Every line holding the string "purple" should be gathered.

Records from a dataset
========================================

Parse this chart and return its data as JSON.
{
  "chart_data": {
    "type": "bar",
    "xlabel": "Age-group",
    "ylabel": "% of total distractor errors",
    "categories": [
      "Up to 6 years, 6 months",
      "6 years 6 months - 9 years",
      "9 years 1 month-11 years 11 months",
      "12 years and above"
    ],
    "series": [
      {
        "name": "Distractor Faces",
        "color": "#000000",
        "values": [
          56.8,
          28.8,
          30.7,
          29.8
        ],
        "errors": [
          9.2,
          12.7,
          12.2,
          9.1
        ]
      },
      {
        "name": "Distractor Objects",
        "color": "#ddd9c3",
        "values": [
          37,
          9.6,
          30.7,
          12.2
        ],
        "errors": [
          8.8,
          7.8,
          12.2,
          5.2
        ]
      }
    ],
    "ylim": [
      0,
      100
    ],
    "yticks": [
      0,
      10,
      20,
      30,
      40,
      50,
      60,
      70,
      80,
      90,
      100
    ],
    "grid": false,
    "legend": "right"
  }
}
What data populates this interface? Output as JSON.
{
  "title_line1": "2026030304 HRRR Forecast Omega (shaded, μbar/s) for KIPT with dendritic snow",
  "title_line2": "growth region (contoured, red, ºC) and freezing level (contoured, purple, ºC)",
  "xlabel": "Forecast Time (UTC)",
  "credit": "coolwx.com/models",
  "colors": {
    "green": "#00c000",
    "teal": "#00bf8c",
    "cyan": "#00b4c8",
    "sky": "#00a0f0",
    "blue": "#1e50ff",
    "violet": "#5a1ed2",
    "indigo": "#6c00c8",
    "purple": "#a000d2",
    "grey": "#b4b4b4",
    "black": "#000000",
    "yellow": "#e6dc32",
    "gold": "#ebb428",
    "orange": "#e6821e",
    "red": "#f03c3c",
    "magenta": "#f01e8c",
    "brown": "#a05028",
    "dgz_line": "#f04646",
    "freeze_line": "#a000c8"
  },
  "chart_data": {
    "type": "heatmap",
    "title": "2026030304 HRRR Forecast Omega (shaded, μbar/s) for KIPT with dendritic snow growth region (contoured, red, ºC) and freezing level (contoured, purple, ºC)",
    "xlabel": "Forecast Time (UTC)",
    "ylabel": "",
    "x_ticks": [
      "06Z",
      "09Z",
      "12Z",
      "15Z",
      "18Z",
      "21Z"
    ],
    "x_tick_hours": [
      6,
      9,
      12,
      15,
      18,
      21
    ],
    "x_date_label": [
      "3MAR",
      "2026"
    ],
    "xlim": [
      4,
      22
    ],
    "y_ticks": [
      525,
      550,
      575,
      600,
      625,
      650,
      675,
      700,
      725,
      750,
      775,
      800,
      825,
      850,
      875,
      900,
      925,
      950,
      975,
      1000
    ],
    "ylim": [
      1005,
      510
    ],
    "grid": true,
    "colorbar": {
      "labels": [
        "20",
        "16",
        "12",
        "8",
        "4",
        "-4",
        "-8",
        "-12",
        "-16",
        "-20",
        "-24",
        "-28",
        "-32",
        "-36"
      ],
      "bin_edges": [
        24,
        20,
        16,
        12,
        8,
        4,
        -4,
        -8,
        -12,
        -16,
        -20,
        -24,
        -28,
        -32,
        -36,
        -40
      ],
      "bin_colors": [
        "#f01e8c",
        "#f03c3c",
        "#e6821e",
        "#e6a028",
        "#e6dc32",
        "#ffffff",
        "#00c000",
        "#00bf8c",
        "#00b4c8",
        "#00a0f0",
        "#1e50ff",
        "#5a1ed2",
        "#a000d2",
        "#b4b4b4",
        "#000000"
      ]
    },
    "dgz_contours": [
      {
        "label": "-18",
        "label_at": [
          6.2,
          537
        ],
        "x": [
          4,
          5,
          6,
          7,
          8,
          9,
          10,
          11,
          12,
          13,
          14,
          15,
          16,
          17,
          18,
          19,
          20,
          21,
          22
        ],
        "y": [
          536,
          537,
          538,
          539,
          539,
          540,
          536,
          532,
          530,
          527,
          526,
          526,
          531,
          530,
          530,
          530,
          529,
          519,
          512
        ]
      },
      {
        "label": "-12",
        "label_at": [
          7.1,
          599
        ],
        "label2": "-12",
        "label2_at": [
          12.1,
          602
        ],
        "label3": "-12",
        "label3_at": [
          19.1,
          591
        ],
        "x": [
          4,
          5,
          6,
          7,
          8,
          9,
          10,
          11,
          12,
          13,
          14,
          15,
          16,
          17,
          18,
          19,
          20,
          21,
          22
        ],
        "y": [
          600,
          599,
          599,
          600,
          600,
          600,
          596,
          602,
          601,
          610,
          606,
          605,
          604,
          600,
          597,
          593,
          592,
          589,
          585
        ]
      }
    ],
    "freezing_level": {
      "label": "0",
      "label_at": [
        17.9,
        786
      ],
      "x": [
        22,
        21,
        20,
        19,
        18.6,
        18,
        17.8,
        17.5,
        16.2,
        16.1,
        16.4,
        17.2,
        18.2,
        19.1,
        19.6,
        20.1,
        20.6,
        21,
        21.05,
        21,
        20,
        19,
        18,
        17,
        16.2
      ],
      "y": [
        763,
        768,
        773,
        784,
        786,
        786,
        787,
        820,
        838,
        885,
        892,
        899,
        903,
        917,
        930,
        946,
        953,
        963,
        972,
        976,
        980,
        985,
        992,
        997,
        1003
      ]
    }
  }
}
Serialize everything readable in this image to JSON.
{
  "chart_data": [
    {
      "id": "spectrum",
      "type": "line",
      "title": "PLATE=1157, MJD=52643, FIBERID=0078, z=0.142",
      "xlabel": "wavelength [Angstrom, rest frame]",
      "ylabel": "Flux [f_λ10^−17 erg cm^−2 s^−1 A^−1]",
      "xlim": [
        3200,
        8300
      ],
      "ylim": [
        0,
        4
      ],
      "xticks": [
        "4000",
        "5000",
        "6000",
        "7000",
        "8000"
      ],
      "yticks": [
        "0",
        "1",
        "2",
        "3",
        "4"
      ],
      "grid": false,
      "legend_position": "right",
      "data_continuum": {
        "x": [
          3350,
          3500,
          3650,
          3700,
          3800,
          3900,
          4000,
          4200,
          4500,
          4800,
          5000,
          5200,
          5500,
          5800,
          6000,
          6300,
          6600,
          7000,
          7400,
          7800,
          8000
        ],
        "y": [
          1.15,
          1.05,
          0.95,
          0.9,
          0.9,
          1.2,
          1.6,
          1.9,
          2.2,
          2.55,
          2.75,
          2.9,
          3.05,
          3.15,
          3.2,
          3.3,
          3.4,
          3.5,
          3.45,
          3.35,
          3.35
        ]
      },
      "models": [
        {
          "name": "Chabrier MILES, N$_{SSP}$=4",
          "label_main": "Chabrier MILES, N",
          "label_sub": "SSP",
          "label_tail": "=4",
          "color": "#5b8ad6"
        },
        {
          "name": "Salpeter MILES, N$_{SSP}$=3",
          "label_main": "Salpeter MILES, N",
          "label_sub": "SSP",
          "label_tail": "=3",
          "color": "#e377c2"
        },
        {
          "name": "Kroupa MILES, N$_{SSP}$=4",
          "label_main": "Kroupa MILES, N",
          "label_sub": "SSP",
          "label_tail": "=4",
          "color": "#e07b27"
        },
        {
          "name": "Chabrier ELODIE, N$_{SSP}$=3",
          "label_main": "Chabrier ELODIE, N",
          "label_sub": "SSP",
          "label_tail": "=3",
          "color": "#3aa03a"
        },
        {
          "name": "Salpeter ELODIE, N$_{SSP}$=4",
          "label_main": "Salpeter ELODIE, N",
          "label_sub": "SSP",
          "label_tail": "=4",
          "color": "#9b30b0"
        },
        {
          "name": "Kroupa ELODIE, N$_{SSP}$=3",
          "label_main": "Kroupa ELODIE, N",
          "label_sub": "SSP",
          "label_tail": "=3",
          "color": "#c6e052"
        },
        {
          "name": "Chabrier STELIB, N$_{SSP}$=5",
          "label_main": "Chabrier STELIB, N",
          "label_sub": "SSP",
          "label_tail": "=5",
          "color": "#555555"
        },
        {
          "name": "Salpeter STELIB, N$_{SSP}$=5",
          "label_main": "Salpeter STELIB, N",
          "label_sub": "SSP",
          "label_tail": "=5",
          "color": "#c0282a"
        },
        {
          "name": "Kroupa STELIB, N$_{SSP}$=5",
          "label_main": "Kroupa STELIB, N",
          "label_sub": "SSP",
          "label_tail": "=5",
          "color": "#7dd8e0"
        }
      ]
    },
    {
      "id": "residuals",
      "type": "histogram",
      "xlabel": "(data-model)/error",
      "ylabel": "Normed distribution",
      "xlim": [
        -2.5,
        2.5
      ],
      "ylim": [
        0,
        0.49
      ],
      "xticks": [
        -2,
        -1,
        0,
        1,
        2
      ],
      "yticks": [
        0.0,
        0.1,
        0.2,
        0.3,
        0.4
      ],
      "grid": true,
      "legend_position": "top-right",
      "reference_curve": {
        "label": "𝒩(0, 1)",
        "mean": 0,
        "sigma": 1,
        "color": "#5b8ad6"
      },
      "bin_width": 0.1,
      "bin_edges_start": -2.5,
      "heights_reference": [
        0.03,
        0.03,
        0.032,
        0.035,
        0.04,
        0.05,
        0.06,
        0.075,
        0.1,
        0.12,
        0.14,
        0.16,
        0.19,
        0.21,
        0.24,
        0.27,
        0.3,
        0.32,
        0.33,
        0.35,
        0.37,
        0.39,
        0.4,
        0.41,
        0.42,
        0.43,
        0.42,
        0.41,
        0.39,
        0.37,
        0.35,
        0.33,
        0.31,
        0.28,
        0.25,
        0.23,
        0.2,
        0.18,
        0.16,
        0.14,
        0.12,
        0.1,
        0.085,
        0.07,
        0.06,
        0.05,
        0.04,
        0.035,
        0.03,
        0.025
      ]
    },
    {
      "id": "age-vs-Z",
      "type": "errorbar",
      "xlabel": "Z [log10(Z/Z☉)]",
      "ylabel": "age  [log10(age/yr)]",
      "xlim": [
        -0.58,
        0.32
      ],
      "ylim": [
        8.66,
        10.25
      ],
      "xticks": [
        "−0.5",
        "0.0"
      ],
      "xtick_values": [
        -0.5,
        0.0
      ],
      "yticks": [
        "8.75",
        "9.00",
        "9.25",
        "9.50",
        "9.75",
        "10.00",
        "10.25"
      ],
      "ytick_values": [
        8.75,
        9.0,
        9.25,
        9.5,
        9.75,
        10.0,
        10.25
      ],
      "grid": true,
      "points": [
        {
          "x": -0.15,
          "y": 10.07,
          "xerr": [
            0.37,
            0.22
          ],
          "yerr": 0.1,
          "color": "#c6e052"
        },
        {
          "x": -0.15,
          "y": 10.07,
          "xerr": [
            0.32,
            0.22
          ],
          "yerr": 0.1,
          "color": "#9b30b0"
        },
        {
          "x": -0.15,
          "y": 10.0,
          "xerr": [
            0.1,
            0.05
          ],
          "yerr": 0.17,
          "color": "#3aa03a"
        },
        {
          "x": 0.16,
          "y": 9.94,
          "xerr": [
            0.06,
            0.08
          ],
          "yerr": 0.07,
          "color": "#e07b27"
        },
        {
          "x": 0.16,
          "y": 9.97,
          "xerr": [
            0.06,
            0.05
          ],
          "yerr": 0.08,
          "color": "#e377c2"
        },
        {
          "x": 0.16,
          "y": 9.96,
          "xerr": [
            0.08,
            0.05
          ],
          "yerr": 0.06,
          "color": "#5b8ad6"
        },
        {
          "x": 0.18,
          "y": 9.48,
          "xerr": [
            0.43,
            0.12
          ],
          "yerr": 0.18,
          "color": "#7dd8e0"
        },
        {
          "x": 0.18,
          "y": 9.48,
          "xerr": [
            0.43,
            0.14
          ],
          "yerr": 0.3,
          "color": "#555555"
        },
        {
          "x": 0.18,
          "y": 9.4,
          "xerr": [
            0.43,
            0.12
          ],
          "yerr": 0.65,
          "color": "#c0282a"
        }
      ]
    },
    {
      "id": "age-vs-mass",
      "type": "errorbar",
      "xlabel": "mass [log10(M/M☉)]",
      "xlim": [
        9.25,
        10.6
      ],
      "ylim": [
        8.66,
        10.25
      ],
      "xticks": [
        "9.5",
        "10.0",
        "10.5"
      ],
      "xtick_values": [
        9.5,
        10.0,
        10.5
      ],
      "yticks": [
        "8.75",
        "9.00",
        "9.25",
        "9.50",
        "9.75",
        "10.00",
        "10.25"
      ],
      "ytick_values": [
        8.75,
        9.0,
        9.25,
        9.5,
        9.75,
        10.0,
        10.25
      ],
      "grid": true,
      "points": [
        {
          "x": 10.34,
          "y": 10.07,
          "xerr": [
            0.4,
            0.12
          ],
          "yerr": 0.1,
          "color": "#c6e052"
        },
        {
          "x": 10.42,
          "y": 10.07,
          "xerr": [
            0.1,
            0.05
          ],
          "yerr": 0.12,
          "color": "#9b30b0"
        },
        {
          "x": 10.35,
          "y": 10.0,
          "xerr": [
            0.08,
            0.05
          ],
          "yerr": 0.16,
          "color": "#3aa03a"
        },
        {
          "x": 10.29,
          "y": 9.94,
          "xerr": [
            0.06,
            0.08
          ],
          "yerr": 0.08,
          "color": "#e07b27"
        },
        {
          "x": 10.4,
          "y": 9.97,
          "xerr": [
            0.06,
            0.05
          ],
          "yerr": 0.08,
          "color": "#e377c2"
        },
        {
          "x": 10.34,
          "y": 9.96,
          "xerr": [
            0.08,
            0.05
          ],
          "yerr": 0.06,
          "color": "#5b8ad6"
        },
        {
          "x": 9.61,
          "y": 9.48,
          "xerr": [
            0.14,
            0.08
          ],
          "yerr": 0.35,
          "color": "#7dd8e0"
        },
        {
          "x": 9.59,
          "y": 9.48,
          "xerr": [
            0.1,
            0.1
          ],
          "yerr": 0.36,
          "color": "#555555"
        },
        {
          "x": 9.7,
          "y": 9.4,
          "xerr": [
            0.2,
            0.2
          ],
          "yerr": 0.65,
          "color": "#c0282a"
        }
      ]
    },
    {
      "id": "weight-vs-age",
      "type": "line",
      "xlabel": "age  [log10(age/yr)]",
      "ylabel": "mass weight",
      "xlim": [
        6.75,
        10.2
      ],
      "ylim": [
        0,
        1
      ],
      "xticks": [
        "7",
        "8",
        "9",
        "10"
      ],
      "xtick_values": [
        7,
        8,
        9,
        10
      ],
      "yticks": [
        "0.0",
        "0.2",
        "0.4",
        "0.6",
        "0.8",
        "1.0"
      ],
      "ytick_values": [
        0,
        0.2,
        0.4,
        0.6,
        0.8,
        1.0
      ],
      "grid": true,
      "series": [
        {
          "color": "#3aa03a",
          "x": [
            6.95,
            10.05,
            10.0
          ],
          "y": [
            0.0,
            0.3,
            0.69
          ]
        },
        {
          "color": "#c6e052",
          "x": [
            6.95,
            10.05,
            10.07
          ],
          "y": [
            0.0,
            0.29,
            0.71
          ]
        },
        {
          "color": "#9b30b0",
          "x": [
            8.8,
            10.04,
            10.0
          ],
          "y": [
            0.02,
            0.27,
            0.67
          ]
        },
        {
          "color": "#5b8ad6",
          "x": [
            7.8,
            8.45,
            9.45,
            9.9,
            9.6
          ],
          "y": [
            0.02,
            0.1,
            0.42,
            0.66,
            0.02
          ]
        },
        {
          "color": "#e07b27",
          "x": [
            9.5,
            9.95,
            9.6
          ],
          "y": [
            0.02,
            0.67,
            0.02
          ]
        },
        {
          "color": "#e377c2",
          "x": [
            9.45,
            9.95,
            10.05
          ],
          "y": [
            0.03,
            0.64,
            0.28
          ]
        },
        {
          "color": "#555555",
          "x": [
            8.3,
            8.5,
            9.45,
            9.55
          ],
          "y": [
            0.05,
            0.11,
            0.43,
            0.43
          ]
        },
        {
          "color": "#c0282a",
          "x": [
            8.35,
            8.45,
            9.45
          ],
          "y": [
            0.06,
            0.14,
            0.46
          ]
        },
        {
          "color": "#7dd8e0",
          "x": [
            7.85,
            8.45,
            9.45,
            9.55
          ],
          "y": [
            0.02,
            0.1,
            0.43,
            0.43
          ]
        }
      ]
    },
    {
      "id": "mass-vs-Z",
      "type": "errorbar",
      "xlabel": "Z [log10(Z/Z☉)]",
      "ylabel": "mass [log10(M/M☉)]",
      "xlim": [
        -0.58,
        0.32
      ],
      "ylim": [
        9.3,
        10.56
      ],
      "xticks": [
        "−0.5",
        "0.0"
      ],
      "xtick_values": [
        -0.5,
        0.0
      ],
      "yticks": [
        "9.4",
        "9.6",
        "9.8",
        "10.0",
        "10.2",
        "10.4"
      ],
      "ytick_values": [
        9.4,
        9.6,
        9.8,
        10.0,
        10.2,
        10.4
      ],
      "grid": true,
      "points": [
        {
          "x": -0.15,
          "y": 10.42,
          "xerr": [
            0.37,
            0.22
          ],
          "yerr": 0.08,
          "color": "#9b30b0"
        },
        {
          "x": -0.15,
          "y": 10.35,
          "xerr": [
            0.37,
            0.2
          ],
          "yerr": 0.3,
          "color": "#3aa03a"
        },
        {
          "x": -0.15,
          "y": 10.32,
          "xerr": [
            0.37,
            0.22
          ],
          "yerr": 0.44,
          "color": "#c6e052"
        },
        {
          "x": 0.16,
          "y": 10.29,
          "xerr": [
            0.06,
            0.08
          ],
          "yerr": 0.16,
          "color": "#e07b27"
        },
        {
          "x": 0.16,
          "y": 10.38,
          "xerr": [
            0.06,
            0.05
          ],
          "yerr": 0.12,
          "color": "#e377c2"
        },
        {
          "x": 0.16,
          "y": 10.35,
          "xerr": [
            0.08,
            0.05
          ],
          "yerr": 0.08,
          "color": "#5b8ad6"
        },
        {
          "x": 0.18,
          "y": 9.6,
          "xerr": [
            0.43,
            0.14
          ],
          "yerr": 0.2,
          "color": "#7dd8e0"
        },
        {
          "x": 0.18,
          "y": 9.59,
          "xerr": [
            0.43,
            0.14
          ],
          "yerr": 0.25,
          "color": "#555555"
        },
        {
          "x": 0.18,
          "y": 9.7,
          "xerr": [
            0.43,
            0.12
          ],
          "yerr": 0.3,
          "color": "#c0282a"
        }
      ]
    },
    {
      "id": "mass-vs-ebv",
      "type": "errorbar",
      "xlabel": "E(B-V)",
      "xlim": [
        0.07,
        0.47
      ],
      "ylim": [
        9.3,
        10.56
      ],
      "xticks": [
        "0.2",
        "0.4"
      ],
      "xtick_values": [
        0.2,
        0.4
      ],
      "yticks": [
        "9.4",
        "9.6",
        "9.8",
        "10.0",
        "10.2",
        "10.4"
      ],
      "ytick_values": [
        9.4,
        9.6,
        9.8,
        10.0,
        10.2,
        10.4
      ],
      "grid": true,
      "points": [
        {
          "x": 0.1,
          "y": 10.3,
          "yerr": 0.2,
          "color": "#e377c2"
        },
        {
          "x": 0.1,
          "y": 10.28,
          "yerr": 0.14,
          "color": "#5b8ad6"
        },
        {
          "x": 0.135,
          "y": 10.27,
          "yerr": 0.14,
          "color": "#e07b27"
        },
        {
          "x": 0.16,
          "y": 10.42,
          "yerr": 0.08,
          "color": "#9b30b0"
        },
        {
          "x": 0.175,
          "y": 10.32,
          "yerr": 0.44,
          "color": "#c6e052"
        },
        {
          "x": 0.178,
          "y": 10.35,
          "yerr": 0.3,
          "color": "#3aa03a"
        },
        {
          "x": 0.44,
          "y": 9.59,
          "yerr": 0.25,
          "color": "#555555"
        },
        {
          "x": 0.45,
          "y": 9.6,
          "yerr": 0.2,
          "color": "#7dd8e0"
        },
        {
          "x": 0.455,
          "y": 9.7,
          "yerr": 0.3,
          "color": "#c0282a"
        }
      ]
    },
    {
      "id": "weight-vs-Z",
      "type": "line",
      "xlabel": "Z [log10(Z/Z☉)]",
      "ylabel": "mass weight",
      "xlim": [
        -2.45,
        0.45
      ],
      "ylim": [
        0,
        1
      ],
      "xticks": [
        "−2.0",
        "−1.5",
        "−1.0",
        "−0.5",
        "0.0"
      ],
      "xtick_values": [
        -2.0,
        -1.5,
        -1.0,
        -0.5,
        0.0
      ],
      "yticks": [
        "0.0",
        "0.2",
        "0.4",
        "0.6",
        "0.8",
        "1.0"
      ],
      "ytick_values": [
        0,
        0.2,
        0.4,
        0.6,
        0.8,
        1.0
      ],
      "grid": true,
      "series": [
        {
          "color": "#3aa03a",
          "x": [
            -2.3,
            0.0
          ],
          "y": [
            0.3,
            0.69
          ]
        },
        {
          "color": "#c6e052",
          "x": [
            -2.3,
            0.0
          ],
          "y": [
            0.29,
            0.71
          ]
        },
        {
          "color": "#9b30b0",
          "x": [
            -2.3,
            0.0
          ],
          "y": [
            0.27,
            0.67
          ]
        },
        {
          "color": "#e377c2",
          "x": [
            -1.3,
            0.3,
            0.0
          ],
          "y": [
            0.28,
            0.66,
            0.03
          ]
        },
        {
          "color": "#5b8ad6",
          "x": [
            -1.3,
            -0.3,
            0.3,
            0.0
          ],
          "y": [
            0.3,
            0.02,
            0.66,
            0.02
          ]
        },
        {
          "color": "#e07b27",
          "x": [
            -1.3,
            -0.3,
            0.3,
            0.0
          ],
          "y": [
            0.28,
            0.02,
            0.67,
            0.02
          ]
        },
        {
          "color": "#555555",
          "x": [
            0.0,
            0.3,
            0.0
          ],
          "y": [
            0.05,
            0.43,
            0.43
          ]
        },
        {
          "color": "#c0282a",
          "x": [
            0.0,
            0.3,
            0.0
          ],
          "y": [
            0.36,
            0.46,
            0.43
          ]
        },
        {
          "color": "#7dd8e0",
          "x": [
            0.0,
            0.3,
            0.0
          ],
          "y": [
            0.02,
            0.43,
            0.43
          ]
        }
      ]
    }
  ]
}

========================================

[Result of the task]
  "title_line2": "growth region (contoured, red, ºC) and freezing level (contoured, purple, ºC)",
    "purple": "#a000d2",
    "title": "2026030304 HRRR Forecast Omega (shaded, μbar/s) for KIPT with dendritic snow growth region (contoured, red, ºC) and freezing level (contoured, purple, ºC)",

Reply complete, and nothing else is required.